TASK DESCRIPTION: Find each line holding the word "Тагил" and give the number of such lines, nothing else.

(Dataset records)
★ ★ ★ ★ ★

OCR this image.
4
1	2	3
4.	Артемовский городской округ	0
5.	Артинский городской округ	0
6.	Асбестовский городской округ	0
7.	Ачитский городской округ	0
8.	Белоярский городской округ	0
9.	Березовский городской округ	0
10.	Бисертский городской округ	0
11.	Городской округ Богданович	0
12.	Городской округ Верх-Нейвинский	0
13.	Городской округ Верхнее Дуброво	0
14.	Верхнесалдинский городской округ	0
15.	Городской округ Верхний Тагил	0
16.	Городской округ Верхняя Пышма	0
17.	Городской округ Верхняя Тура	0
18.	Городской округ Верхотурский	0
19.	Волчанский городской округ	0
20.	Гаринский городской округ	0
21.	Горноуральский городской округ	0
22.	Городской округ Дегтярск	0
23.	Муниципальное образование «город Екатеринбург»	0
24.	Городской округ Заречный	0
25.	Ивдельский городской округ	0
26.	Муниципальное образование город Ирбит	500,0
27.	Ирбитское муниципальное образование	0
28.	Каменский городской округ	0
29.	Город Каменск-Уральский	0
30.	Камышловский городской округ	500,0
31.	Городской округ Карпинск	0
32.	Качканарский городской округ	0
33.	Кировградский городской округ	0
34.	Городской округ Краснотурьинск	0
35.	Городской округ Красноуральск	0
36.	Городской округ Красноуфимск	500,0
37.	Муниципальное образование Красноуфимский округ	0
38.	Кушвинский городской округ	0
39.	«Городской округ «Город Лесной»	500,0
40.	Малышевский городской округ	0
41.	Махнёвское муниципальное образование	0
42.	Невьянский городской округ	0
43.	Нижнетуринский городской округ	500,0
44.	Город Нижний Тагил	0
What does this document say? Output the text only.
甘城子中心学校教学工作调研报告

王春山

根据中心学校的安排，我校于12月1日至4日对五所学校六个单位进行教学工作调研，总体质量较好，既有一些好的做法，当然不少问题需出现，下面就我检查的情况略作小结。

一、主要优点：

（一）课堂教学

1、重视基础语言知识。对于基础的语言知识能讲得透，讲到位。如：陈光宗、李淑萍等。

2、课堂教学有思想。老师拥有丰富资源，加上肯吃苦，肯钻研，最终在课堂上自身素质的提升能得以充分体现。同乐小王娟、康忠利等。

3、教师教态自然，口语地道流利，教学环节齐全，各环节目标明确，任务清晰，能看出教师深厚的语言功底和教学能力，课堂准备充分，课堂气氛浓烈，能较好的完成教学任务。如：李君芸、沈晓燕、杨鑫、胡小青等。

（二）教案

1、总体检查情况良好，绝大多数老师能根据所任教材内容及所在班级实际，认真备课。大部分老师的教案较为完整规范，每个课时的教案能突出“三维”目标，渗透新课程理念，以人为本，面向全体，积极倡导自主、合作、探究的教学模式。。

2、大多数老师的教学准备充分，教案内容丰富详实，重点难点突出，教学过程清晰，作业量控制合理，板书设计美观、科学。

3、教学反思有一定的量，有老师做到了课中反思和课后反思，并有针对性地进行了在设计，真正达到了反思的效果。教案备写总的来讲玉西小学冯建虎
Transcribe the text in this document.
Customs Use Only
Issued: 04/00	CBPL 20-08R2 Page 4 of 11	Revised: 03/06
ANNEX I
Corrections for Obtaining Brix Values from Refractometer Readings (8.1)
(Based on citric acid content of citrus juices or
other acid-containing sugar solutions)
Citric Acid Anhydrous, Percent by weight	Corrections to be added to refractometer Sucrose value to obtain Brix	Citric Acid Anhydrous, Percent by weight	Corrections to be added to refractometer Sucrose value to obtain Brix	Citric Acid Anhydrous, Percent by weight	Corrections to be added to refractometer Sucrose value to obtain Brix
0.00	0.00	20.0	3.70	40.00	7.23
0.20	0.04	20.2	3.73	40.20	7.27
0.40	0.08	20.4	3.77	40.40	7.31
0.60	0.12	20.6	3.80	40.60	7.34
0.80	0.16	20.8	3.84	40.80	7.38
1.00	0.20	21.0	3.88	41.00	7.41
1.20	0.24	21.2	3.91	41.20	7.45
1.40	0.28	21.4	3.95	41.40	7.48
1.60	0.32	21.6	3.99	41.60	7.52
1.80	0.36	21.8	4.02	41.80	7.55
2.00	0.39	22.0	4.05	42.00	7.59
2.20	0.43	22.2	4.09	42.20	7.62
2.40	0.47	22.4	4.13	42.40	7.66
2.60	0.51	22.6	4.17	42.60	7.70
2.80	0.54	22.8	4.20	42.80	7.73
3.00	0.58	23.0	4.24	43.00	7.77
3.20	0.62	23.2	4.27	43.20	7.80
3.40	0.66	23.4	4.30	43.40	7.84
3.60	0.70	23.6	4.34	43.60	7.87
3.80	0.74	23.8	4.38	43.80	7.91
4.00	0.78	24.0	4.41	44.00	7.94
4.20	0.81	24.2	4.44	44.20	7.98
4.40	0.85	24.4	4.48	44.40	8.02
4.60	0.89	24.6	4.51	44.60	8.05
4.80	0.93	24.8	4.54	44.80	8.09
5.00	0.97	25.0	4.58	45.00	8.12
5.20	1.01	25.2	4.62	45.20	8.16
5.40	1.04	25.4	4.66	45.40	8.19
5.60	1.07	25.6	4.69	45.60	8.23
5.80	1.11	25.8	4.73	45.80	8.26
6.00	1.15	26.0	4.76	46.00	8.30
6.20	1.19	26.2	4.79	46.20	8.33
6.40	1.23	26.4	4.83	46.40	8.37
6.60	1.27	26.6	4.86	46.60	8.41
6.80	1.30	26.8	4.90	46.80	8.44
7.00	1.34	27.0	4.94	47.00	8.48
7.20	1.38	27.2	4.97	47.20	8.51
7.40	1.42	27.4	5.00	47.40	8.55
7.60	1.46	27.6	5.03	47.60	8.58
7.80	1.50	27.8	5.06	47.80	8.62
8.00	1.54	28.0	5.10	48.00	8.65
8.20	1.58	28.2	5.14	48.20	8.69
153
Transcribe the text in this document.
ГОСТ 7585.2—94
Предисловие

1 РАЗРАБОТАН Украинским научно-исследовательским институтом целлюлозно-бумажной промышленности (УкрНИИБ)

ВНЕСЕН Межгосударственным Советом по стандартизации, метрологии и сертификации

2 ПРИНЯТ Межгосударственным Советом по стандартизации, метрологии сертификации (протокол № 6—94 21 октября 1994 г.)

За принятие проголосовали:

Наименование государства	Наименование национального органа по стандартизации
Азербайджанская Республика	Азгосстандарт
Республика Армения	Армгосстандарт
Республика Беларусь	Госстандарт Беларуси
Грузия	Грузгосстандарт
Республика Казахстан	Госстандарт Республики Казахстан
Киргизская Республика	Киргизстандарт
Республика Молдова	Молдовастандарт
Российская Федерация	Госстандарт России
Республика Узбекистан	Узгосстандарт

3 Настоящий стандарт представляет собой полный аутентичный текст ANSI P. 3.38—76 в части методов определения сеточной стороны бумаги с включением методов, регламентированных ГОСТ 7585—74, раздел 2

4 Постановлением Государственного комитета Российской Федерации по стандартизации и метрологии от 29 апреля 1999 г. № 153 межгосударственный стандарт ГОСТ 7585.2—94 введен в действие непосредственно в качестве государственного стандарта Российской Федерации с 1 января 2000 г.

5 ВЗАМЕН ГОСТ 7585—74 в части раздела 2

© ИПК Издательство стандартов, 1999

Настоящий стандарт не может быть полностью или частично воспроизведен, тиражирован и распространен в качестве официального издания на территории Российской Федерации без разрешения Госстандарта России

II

★ ★ ★ ★ ★

RESPONSE FOR THIS EXERCISE: 2